[Records from a dataset]
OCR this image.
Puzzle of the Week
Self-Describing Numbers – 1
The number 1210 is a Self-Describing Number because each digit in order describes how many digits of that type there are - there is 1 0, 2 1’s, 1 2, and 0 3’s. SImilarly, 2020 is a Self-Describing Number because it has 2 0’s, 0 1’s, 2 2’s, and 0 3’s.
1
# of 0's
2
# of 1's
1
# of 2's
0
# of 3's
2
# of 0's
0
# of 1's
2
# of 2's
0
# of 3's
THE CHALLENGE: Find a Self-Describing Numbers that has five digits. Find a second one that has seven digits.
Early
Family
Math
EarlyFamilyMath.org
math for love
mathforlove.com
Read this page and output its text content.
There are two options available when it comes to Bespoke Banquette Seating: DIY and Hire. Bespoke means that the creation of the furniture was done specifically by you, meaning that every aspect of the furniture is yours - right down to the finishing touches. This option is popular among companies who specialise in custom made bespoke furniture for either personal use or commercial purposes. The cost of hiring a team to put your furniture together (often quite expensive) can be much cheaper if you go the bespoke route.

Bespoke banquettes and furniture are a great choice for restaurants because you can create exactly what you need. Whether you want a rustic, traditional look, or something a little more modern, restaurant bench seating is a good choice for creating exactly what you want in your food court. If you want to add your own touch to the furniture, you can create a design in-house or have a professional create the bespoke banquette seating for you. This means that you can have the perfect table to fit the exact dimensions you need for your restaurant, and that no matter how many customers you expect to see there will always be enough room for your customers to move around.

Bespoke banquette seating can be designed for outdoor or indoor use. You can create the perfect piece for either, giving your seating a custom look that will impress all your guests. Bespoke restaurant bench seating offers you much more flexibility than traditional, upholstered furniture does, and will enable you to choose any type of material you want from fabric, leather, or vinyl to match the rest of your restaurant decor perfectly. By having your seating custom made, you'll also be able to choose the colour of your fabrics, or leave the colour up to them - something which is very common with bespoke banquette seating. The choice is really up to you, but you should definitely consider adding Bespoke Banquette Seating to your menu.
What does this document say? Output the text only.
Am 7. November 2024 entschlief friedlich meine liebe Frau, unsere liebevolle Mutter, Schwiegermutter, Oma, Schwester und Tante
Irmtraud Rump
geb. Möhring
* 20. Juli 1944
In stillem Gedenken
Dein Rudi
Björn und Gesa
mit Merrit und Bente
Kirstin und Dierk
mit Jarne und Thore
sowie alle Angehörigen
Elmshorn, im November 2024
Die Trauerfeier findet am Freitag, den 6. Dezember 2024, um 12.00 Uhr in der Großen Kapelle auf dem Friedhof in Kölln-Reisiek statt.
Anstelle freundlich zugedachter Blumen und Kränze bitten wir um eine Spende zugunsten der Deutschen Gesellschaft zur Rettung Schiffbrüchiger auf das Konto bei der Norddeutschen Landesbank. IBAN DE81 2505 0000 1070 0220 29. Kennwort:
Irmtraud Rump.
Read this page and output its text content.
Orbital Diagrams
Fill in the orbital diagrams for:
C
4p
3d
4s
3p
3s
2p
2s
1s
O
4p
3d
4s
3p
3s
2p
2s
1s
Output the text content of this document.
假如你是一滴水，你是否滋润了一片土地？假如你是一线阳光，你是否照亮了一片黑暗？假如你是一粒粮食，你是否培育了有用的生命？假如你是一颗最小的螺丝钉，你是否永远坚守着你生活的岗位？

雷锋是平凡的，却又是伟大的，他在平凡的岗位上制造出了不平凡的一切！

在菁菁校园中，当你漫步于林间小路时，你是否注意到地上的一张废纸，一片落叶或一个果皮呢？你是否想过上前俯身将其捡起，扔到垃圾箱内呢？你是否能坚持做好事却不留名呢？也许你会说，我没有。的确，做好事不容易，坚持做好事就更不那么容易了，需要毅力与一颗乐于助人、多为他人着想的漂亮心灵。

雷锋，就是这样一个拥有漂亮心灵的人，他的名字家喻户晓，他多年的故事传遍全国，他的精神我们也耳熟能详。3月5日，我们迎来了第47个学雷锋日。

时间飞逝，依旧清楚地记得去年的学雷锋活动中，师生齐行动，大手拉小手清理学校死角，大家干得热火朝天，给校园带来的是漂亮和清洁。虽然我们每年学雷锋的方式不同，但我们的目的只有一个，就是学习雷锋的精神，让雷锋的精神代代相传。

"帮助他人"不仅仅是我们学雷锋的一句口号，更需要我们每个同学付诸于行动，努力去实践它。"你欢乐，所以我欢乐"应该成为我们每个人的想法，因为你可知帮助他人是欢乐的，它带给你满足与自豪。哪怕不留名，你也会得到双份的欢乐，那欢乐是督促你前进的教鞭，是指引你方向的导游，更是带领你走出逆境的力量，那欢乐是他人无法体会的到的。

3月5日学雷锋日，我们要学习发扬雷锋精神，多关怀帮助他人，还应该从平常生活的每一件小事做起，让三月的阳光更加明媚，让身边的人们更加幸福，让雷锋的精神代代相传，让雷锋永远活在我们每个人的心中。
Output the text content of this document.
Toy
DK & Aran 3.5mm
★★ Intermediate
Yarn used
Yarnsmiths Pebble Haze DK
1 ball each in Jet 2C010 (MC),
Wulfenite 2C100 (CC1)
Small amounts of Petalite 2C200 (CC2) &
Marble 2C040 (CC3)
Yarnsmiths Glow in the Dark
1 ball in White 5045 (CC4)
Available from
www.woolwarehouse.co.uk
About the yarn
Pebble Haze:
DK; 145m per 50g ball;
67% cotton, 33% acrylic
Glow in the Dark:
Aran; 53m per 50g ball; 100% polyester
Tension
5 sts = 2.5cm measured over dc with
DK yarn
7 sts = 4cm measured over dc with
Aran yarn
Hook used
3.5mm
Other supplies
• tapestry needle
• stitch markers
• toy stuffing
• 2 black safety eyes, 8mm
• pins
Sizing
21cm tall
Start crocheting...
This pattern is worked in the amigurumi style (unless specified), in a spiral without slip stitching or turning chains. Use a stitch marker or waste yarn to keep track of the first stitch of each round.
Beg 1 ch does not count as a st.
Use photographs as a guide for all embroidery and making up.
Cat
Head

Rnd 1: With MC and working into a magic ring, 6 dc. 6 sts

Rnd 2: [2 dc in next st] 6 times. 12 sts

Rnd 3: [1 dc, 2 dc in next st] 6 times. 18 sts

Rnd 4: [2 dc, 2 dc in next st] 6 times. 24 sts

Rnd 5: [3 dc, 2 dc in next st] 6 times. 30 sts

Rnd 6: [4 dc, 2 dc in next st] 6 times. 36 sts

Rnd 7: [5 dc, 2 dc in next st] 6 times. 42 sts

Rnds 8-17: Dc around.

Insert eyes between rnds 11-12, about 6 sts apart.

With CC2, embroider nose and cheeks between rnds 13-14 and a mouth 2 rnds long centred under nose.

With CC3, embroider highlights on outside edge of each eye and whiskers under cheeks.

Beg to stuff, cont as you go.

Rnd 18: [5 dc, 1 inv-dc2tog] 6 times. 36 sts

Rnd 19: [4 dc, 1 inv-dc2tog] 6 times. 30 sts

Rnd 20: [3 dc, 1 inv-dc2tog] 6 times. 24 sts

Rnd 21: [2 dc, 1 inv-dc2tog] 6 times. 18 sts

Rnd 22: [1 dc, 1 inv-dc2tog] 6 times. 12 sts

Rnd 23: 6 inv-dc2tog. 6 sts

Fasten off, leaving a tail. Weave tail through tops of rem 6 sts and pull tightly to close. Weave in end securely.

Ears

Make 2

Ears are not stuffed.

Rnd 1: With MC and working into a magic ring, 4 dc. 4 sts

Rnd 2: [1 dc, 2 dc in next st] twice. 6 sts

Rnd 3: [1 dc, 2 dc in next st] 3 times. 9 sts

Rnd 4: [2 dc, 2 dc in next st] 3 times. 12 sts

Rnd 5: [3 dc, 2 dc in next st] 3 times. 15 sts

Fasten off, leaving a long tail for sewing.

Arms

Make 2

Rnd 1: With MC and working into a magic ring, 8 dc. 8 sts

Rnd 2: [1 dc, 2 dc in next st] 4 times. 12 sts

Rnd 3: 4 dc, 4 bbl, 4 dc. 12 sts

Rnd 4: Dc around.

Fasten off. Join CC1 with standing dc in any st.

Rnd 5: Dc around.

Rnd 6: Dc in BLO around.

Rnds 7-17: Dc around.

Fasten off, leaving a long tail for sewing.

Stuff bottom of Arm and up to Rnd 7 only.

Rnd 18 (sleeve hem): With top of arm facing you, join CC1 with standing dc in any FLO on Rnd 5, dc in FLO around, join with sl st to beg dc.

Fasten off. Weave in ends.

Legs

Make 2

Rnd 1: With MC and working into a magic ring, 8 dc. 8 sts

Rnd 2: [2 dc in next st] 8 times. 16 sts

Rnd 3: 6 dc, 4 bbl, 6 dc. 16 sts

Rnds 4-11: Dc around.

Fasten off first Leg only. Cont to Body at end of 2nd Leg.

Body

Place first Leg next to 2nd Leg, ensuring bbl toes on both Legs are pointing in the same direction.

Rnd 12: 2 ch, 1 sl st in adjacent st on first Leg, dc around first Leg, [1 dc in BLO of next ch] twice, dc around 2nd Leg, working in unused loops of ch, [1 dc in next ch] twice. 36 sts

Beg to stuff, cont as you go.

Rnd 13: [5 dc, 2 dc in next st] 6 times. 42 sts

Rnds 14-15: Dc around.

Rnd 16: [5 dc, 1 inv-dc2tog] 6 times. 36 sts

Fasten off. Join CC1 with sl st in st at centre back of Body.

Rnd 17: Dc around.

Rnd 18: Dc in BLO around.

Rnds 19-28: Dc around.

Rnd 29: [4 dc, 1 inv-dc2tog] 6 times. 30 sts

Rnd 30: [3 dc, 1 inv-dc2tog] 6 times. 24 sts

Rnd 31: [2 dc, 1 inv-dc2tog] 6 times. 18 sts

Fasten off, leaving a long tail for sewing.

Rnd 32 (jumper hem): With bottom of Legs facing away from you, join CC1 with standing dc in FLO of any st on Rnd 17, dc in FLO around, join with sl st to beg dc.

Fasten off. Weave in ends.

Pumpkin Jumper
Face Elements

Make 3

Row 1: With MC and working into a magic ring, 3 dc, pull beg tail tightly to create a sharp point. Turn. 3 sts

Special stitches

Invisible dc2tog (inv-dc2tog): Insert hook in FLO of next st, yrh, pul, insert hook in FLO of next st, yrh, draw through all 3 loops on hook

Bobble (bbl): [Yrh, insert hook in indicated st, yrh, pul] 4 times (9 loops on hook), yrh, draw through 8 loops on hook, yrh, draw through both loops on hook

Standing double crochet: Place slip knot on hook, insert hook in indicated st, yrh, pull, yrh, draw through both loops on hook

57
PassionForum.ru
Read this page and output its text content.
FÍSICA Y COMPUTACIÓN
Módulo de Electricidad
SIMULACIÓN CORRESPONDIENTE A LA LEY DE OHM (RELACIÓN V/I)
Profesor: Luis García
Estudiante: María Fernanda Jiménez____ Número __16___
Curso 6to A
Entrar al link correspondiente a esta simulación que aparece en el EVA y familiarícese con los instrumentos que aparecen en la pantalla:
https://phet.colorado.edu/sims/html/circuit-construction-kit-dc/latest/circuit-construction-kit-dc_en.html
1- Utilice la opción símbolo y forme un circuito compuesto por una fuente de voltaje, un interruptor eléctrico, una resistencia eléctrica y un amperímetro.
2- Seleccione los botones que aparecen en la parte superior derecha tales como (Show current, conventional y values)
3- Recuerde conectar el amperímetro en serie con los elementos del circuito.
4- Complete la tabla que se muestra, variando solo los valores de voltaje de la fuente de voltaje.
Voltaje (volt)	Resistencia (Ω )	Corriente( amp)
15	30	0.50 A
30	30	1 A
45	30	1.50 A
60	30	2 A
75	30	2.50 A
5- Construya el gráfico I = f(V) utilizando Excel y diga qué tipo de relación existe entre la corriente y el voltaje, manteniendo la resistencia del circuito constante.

## Stated exercise
Give only the count of lines in this material that contain the string "cheeks".

## The response
2